▶ [WRITTEN REQUEST]:
Each record below is to be reproduced without any change.

····················

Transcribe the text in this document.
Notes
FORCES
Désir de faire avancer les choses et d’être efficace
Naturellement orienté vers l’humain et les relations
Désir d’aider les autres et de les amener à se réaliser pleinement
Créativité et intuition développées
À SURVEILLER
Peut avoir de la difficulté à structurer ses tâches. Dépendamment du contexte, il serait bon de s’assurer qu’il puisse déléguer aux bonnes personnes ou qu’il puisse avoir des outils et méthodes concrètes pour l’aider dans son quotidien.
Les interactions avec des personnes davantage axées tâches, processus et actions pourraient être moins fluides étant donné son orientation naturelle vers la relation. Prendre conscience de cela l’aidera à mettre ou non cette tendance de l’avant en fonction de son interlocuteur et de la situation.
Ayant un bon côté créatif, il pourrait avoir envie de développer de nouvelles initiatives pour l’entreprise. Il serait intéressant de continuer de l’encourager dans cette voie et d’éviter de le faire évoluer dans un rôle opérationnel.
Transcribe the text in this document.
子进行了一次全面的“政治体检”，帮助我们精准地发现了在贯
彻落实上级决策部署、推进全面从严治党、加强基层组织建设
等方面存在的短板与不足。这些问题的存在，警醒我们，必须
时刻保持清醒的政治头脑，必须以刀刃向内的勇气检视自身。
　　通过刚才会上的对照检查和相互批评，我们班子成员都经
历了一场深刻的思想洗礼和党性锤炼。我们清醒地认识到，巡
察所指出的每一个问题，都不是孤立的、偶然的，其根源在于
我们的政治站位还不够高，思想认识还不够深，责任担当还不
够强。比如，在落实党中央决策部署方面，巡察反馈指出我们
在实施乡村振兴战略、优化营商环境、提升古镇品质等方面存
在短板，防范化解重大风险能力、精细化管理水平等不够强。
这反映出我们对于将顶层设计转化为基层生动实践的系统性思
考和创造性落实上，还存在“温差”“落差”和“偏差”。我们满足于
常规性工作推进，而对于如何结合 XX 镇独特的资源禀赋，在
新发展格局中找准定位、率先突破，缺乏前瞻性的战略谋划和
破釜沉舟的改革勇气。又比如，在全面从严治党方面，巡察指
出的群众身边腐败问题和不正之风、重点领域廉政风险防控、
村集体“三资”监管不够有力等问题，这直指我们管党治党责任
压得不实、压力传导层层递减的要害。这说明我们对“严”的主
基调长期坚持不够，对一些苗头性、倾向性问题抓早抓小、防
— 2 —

····················

▶ [EXERCISE SOLUTION]:
Transcribe the text in this document.
Notes
FORCES
Désir de faire avancer les choses et d’être efficace
Naturellement orienté vers l’humain et les relations
Désir d’aider les autres et de les amener à se réaliser pleinement
Créativité et intuition développées
À SURVEILLER
Peut avoir de la difficulté à structurer ses tâches. Dépendamment du contexte, il serait bon de s’assurer qu’il puisse déléguer aux bonnes personnes ou qu’il puisse avoir des outils et méthodes concrètes pour l’aider dans son quotidien.
Les interactions avec des personnes davantage axées tâches, processus et actions pourraient être moins fluides étant donné son orientation naturelle vers la relation. Prendre conscience de cela l’aidera à mettre ou non cette tendance de l’avant en fonction de son interlocuteur et de la situation.
Ayant un bon côté créatif, il pourrait avoir envie de développer de nouvelles initiatives pour l’entreprise. Il serait intéressant de continuer de l’encourager dans cette voie et d’éviter de le faire évoluer dans un rôle opérationnel.
Transcribe the text in this document.
子进行了一次全面的“政治体检”，帮助我们精准地发现了在贯
彻落实上级决策部署、推进全面从严治党、加强基层组织建设
等方面存在的短板与不足。这些问题的存在，警醒我们，必须
时刻保持清醒的政治头脑，必须以刀刃向内的勇气检视自身。
　　通过刚才会上的对照检查和相互批评，我们班子成员都经
历了一场深刻的思想洗礼和党性锤炼。我们清醒地认识到，巡
察所指出的每一个问题，都不是孤立的、偶然的，其根源在于
我们的政治站位还不够高，思想认识还不够深，责任担当还不
够强。比如，在落实党中央决策部署方面，巡察反馈指出我们
在实施乡村振兴战略、优化营商环境、提升古镇品质等方面存
在短板，防范化解重大风险能力、精细化管理水平等不够强。
这反映出我们对于将顶层设计转化为基层生动实践的系统性思
考和创造性落实上，还存在“温差”“落差”和“偏差”。我们满足于
常规性工作推进，而对于如何结合 XX 镇独特的资源禀赋，在
新发展格局中找准定位、率先突破，缺乏前瞻性的战略谋划和
破釜沉舟的改革勇气。又比如，在全面从严治党方面，巡察指
出的群众身边腐败问题和不正之风、重点领域廉政风险防控、
村集体“三资”监管不够有力等问题，这直指我们管党治党责任
压得不实、压力传导层层递减的要害。这说明我们对“严”的主
基调长期坚持不够，对一些苗头性、倾向性问题抓早抓小、防
— 2 —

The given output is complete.